(Data records)
>>>>

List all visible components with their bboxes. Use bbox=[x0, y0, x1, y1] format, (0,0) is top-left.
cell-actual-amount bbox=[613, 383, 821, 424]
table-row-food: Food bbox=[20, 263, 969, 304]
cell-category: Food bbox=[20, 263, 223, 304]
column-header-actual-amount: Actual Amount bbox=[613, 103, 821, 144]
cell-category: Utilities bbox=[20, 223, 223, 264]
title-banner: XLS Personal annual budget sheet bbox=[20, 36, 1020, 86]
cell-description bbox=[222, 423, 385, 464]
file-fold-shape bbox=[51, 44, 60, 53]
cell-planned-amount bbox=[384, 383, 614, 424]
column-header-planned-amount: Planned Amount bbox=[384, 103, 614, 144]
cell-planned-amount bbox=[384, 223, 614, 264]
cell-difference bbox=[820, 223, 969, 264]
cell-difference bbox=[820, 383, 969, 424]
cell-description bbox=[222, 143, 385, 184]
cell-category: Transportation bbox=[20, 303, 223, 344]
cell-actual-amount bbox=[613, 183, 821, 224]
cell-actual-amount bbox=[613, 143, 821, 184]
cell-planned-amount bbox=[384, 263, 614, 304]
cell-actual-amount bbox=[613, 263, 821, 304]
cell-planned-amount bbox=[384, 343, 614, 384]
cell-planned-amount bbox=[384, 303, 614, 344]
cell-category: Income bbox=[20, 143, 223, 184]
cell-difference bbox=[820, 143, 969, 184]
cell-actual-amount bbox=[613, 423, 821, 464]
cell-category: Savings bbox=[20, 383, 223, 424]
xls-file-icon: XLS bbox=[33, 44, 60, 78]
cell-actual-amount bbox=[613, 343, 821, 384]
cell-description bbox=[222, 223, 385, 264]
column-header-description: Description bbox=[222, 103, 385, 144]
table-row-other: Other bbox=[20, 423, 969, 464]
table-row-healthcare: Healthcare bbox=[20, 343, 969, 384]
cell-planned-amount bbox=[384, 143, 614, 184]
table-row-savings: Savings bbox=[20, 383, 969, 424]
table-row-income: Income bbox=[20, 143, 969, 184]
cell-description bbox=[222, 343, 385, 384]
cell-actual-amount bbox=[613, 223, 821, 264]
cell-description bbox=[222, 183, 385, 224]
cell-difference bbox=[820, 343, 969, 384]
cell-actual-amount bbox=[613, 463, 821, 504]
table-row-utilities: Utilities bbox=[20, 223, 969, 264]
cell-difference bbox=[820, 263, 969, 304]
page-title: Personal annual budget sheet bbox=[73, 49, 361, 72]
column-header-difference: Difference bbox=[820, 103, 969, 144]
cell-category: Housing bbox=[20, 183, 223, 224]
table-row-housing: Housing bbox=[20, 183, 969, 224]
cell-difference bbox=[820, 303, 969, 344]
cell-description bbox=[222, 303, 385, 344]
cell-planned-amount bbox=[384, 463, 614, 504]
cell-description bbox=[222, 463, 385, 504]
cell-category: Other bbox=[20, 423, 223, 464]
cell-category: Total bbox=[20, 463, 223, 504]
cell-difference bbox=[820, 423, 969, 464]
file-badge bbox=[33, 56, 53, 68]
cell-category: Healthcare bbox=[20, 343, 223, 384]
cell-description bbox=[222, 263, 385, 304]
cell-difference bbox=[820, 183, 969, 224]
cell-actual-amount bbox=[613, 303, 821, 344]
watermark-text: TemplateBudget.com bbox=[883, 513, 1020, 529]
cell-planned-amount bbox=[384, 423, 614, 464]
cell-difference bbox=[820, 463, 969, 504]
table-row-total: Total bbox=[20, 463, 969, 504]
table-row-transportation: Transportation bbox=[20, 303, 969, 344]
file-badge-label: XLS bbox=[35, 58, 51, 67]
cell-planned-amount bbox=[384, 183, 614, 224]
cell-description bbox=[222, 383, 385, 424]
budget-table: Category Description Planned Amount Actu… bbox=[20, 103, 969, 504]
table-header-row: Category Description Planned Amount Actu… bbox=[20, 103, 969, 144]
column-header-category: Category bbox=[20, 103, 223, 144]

<<<<

### Required task
In the stretch from the start of the items through the line containing "cell-category: Income bbox=[20, 143, 223, 184]", swap "cell-planned-amount" for "cell-budgeted-amount" and leave everything else as it is. Return only those lines.

### Written response
List all visible components with their bboxes. Use bbox=[x0, y0, x1, y1] format, (0,0) is top-left.
cell-actual-amount bbox=[613, 383, 821, 424]
table-row-food: Food bbox=[20, 263, 969, 304]
cell-category: Food bbox=[20, 263, 223, 304]
column-header-actual-amount: Actual Amount bbox=[613, 103, 821, 144]
cell-category: Utilities bbox=[20, 223, 223, 264]
title-banner: XLS Personal annual budget sheet bbox=[20, 36, 1020, 86]
cell-description bbox=[222, 423, 385, 464]
file-fold-shape bbox=[51, 44, 60, 53]
cell-budgeted-amount bbox=[384, 383, 614, 424]
column-header-planned-amount: Planned Amount bbox=[384, 103, 614, 144]
cell-budgeted-amount bbox=[384, 223, 614, 264]
cell-difference bbox=[820, 223, 969, 264]
cell-difference bbox=[820, 383, 969, 424]
cell-description bbox=[222, 143, 385, 184]
cell-category: Transportation bbox=[20, 303, 223, 344]
cell-actual-amount bbox=[613, 183, 821, 224]
cell-actual-amount bbox=[613, 143, 821, 184]
cell-budgeted-amount bbox=[384, 263, 614, 304]
cell-actual-amount bbox=[613, 263, 821, 304]
cell-budgeted-amount bbox=[384, 343, 614, 384]
cell-budgeted-amount bbox=[384, 303, 614, 344]
cell-category: Income bbox=[20, 143, 223, 184]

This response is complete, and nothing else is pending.